### The task
Transcribe every entry word for word, but skip the images.

━━ Material for the task

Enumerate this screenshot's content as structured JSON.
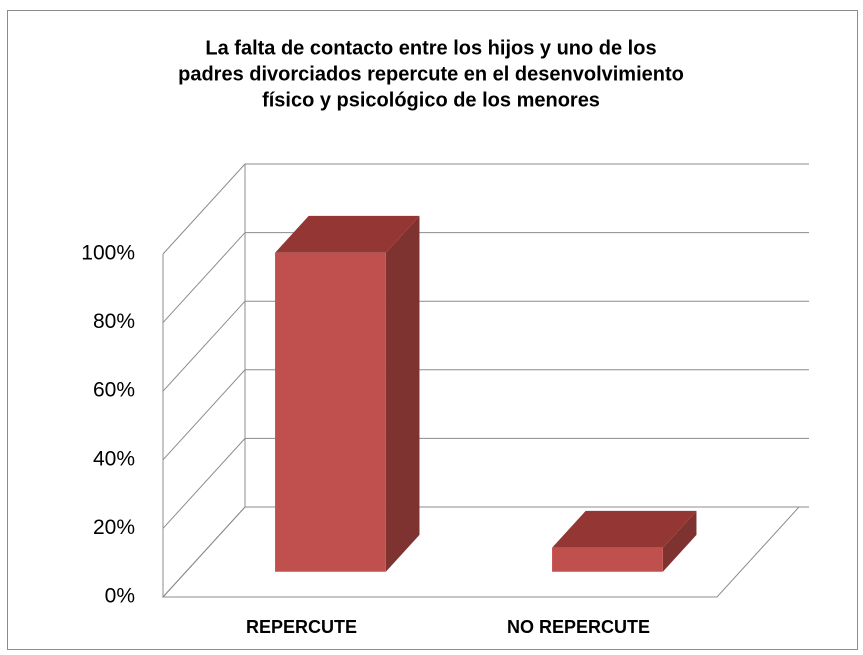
{
  "chart_data": {
    "type": "bar3d",
    "title": [
      "La falta de contacto entre los hijos y uno de los",
      "padres divorciados repercute en el desenvolvimiento",
      "físico y psicológico de los menores"
    ],
    "categories": [
      "REPERCUTE",
      "NO REPERCUTE"
    ],
    "values": [
      93,
      7
    ],
    "color": "#c0504d",
    "ylim": [
      0,
      100
    ],
    "yticks": [
      {
        "value": 0,
        "label": "0%"
      },
      {
        "value": 20,
        "label": "20%"
      },
      {
        "value": 40,
        "label": "40%"
      },
      {
        "value": 60,
        "label": "60%"
      },
      {
        "value": 80,
        "label": "80%"
      },
      {
        "value": 100,
        "label": "100%"
      }
    ],
    "grid": true
  }
}
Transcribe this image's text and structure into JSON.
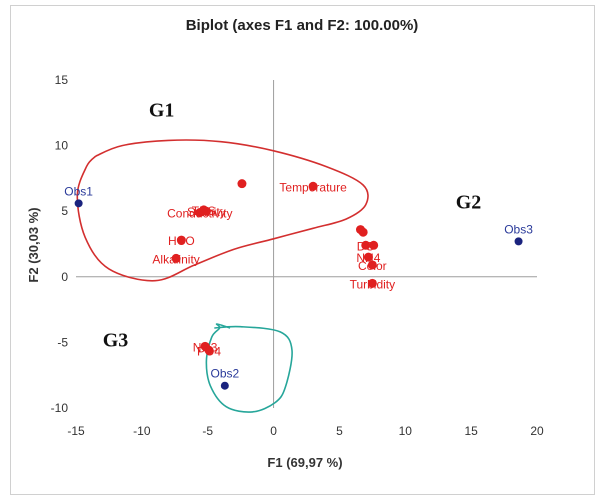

━━━━

### Exercise answer
Enumerate this screenshot's content as structured JSON.
{
  "chart_data": {
    "type": "bar3d",
    "title": [
      "La falta de contacto entre los hijos y uno de los",
      "padres divorciados repercute en el desenvolvimiento",
      "físico y psicológico de los menores"
    ],
    "categories": [
      "REPERCUTE",
      "NO REPERCUTE"
    ],
    "values": [
      93,
      7
    ],
    "color": "#c0504d",
    "ylim": [
      0,
      100
    ],
    "yticks": [
      {
        "value": 0,
        "label": "0%"
      },
      {
        "value": 20,
        "label": "20%"
      },
      {
        "value": 40,
        "label": "40%"
      },
      {
        "value": 60,
        "label": "60%"
      },
      {
        "value": 80,
        "label": "80%"
      },
      {
        "value": 100,
        "label": "100%"
      }
    ],
    "grid": true
  }
}
Transcribe this image's text and structure into JSON.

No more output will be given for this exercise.